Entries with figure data
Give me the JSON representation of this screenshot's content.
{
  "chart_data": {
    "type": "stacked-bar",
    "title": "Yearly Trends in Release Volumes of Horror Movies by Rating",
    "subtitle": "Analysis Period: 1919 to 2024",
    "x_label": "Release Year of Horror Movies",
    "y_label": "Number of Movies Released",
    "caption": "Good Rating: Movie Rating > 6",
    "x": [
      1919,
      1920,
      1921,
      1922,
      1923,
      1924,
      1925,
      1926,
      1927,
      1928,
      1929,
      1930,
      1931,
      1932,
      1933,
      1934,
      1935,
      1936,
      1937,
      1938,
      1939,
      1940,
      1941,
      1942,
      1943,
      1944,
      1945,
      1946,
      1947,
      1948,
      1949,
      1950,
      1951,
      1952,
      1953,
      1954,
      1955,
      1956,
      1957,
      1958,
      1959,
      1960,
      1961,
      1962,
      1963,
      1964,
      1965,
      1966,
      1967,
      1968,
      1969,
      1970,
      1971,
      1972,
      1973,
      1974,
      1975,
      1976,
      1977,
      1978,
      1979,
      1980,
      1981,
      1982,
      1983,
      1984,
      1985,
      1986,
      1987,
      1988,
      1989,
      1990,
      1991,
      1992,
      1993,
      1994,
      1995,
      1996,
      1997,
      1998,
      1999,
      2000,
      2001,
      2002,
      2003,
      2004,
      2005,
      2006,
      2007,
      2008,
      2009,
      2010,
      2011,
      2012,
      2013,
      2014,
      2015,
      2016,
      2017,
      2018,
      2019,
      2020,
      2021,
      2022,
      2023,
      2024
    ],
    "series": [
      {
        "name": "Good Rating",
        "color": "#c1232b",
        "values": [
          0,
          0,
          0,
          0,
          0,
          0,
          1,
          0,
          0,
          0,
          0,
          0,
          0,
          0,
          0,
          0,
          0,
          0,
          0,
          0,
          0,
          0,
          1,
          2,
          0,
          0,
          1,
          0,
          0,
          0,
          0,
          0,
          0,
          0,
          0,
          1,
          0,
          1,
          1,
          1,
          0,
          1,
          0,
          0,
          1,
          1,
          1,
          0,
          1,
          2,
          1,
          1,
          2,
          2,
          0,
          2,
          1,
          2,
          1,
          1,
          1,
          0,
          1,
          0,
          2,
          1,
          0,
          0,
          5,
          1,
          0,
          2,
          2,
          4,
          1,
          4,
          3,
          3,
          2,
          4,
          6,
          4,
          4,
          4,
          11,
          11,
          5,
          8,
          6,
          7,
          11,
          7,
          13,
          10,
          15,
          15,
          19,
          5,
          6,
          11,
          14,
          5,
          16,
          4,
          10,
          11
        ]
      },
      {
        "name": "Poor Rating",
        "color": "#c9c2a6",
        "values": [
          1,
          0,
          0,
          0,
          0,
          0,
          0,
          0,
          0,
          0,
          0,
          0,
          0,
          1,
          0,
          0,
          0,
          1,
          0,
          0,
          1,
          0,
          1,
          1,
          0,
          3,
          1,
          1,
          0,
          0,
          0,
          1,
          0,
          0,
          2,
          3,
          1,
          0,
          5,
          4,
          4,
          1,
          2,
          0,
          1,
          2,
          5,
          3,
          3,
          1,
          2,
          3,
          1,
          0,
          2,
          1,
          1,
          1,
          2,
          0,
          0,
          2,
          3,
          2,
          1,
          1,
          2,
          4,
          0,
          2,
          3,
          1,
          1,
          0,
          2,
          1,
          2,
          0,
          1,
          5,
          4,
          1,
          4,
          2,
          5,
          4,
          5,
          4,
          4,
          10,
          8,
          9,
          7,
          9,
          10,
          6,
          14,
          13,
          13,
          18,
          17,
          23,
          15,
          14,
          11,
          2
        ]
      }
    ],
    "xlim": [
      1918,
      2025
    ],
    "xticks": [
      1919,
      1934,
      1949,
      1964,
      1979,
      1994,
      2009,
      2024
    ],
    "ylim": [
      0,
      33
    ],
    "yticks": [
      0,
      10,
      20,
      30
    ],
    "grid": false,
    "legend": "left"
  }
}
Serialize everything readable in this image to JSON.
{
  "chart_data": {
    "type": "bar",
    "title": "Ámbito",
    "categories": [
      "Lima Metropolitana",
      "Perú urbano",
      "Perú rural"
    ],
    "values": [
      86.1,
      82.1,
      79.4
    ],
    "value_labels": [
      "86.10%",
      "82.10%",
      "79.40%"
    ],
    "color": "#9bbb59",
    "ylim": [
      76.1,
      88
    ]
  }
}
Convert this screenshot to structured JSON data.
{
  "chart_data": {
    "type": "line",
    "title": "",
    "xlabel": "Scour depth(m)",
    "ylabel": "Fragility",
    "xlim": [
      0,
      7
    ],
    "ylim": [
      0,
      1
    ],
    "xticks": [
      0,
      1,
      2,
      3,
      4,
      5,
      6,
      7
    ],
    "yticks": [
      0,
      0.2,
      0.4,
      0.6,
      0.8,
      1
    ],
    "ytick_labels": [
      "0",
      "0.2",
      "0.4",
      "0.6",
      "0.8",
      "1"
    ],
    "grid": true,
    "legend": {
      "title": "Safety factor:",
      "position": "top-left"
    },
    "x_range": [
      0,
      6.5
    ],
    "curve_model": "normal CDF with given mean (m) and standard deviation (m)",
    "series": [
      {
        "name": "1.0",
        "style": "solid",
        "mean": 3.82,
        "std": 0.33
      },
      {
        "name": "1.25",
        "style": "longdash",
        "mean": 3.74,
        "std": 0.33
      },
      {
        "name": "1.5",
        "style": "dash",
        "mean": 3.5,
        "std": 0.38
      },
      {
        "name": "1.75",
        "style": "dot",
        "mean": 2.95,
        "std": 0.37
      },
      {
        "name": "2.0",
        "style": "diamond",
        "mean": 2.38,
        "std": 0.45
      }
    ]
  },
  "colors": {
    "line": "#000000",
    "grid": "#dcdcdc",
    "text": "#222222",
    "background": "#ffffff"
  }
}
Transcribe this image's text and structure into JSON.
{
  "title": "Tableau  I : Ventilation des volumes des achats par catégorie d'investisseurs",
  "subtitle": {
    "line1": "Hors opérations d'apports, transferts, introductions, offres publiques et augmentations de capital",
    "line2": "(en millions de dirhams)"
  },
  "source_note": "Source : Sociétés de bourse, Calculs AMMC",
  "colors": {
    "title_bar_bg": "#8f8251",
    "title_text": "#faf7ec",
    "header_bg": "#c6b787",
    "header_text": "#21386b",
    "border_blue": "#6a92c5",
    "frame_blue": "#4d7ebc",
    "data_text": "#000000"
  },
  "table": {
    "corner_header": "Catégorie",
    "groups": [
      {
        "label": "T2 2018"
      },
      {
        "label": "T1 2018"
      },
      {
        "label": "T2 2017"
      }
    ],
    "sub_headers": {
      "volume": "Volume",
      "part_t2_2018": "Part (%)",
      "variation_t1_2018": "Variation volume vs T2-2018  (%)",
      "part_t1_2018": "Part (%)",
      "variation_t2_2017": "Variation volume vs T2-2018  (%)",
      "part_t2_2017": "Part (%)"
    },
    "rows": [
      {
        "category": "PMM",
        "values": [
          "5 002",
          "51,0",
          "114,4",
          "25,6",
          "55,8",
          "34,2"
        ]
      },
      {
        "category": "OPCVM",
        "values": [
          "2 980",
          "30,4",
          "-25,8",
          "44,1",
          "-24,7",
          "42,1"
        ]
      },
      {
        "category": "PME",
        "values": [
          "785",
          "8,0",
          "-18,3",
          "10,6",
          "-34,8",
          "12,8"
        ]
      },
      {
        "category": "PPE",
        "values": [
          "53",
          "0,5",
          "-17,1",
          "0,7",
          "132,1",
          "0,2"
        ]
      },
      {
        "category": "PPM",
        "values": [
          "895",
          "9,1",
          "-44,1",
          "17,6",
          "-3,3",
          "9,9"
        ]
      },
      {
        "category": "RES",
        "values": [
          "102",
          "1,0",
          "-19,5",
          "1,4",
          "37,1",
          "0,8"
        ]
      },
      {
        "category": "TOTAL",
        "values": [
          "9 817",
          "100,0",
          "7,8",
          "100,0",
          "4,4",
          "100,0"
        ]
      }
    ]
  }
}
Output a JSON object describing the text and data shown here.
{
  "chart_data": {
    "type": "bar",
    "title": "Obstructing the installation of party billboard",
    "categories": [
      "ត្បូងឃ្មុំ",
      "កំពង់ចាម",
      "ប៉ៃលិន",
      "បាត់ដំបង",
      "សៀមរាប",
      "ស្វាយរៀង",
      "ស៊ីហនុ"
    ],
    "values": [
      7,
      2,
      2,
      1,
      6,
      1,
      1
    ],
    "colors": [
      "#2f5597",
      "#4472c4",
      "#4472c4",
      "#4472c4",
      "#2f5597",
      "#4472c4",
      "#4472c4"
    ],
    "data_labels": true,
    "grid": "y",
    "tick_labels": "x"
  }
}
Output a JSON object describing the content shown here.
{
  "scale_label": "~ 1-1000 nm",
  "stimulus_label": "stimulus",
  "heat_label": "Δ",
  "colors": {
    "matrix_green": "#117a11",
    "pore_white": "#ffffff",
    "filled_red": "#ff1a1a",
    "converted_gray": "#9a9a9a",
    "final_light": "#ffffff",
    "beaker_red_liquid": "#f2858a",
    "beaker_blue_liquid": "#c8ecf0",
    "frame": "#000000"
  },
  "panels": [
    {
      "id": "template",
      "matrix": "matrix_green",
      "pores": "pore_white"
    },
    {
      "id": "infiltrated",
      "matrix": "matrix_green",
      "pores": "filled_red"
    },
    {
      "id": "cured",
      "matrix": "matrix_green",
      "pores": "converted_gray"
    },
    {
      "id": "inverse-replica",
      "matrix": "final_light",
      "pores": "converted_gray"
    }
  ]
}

# Required work
Pull out each line of the entries that contains "grid".

# Answer for this exercise
    "grid": false,
    "grid": true,
    "grid": "#dcdcdc",
    "grid": "y",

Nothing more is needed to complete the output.